**WHAT IS EXPECTED:** Copy every record below exactly as written, but leave out the pictures.

Data entries
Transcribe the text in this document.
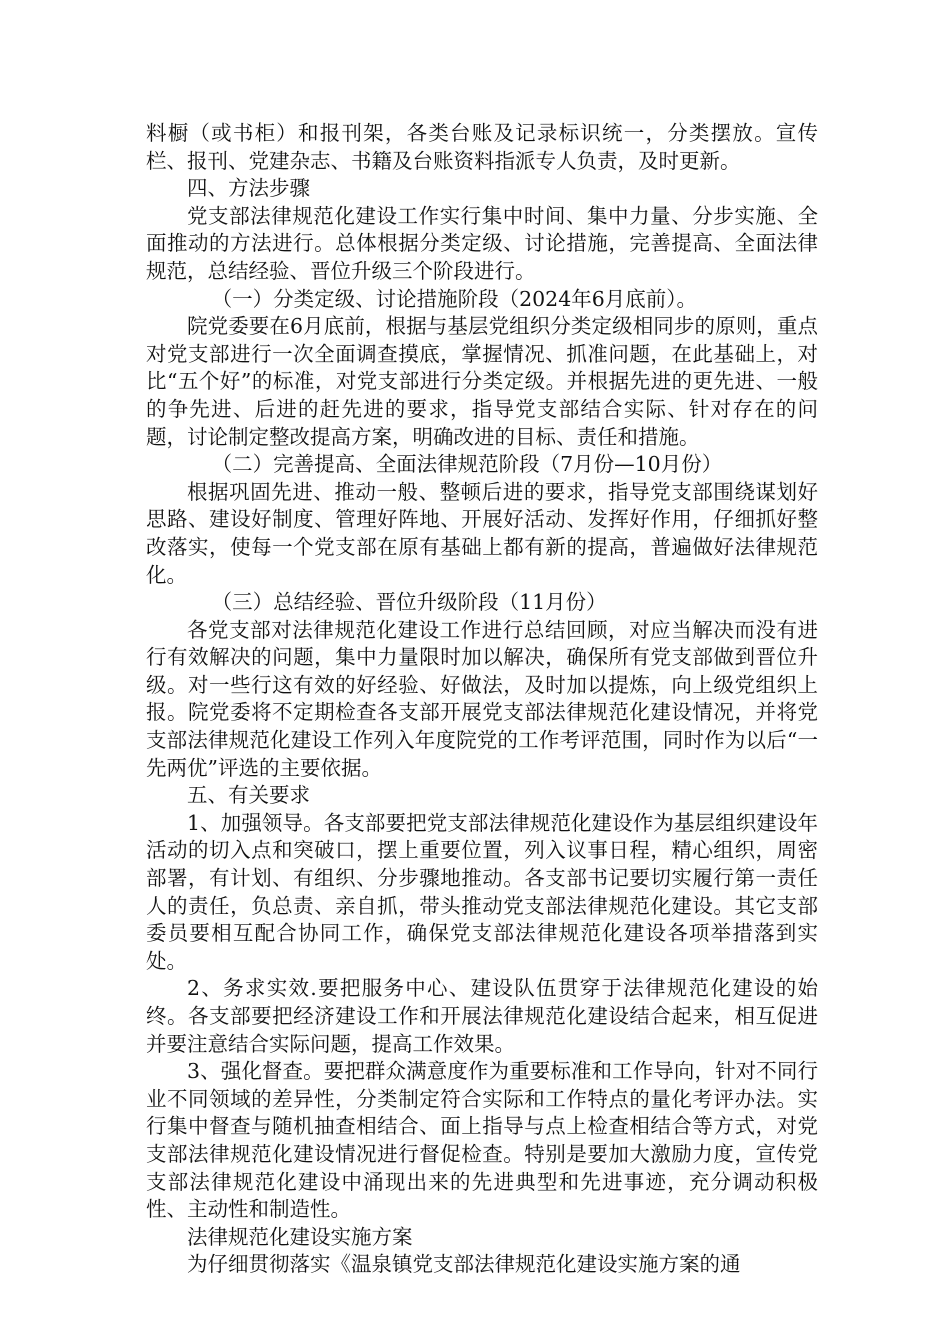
料橱（或书柜）和报刊架，各类台账及记录标识统一，分类摆放。宣传栏、报刊、党建杂志、书籍及台账资料指派专人负责，及时更新。

四、方法步骤

党支部法律规范化建设工作实行集中时间、集中力量、分步实施、全面推动的方法进行。总体根据分类定级、讨论措施，完善提高、全面法律规范，总结经验、晋位升级三个阶段进行。

（一）分类定级、讨论措施阶段（2024年6月底前）。

院党委要在6月底前，根据与基层党组织分类定级相同步的原则，重点对党支部进行一次全面调查摸底，掌握情况、抓准问题，在此基础上，对比“五个好”的标准，对党支部进行分类定级。并根据先进的更先进、一般的争先进、后进的赶先进的要求，指导党支部结合实际、针对存在的问题，讨论制定整改提高方案，明确改进的目标、责任和措施。

（二）完善提高、全面法律规范阶段（7月份—10月份）

根据巩固先进、推动一般、整顿后进的要求，指导党支部围绕谋划好思路、建设好制度、管理好阵地、开展好活动、发挥好作用，仔细抓好整改落实，使每一个党支部在原有基础上都有新的提高，普遍做好法律规范化。

（三）总结经验、晋位升级阶段（11月份）

各党支部对法律规范化建设工作进行总结回顾，对应当解决而没有进行有效解决的问题，集中力量限时加以解决，确保所有党支部做到晋位升级。对一些行这有效的好经验、好做法，及时加以提炼，向上级党组织上报。院党委将不定期检查各支部开展党支部法律规范化建设情况，并将党支部法律规范化建设工作列入年度院党的工作考评范围，同时作为以后“一先两优”评选的主要依据。

五、有关要求

1、加强领导。各支部要把党支部法律规范化建设作为基层组织建设年活动的切入点和突破口，摆上重要位置，列入议事日程，精心组织，周密部署，有计划、有组织、分步骤地推动。各支部书记要切实履行第一责任人的责任，负总责、亲自抓，带头推动党支部法律规范化建设。其它支部委员要相互配合协同工作，确保党支部法律规范化建设各项举措落到实处。

2、务求实效.要把服务中心、建设队伍贯穿于法律规范化建设的始终。各支部要把经济建设工作和开展法律规范化建设结合起来，相互促进并要注意结合实际问题，提高工作效果。

3、强化督查。要把群众满意度作为重要标准和工作导向，针对不同行业不同领域的差异性，分类制定符合实际和工作特点的量化考评办法。实行集中督查与随机抽查相结合、面上指导与点上检查相结合等方式，对党支部法律规范化建设情况进行督促检查。特别是要加大激励力度，宣传党支部法律规范化建设中涌现出来的先进典型和先进事迹，充分调动积极性、主动性和制造性。

法律规范化建设实施方案

为仔细贯彻落实《温泉镇党支部法律规范化建设实施方案的通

**IN RESPONSE:**
Transcribe the text in this document.
料橱（或书柜）和报刊架，各类台账及记录标识统一，分类摆放。宣传栏、报刊、党建杂志、书籍及台账资料指派专人负责，及时更新。

四、方法步骤

党支部法律规范化建设工作实行集中时间、集中力量、分步实施、全面推动的方法进行。总体根据分类定级、讨论措施，完善提高、全面法律规范，总结经验、晋位升级三个阶段进行。

（一）分类定级、讨论措施阶段（2024年6月底前）。

院党委要在6月底前，根据与基层党组织分类定级相同步的原则，重点对党支部进行一次全面调查摸底，掌握情况、抓准问题，在此基础上，对比“五个好”的标准，对党支部进行分类定级。并根据先进的更先进、一般的争先进、后进的赶先进的要求，指导党支部结合实际、针对存在的问题，讨论制定整改提高方案，明确改进的目标、责任和措施。

（二）完善提高、全面法律规范阶段（7月份—10月份）

根据巩固先进、推动一般、整顿后进的要求，指导党支部围绕谋划好思路、建设好制度、管理好阵地、开展好活动、发挥好作用，仔细抓好整改落实，使每一个党支部在原有基础上都有新的提高，普遍做好法律规范化。

（三）总结经验、晋位升级阶段（11月份）

各党支部对法律规范化建设工作进行总结回顾，对应当解决而没有进行有效解决的问题，集中力量限时加以解决，确保所有党支部做到晋位升级。对一些行这有效的好经验、好做法，及时加以提炼，向上级党组织上报。院党委将不定期检查各支部开展党支部法律规范化建设情况，并将党支部法律规范化建设工作列入年度院党的工作考评范围，同时作为以后“一先两优”评选的主要依据。

五、有关要求

1、加强领导。各支部要把党支部法律规范化建设作为基层组织建设年活动的切入点和突破口，摆上重要位置，列入议事日程，精心组织，周密部署，有计划、有组织、分步骤地推动。各支部书记要切实履行第一责任人的责任，负总责、亲自抓，带头推动党支部法律规范化建设。其它支部委员要相互配合协同工作，确保党支部法律规范化建设各项举措落到实处。

2、务求实效.要把服务中心、建设队伍贯穿于法律规范化建设的始终。各支部要把经济建设工作和开展法律规范化建设结合起来，相互促进并要注意结合实际问题，提高工作效果。

3、强化督查。要把群众满意度作为重要标准和工作导向，针对不同行业不同领域的差异性，分类制定符合实际和工作特点的量化考评办法。实行集中督查与随机抽查相结合、面上指导与点上检查相结合等方式，对党支部法律规范化建设情况进行督促检查。特别是要加大激励力度，宣传党支部法律规范化建设中涌现出来的先进典型和先进事迹，充分调动积极性、主动性和制造性。

法律规范化建设实施方案

为仔细贯彻落实《温泉镇党支部法律规范化建设实施方案的通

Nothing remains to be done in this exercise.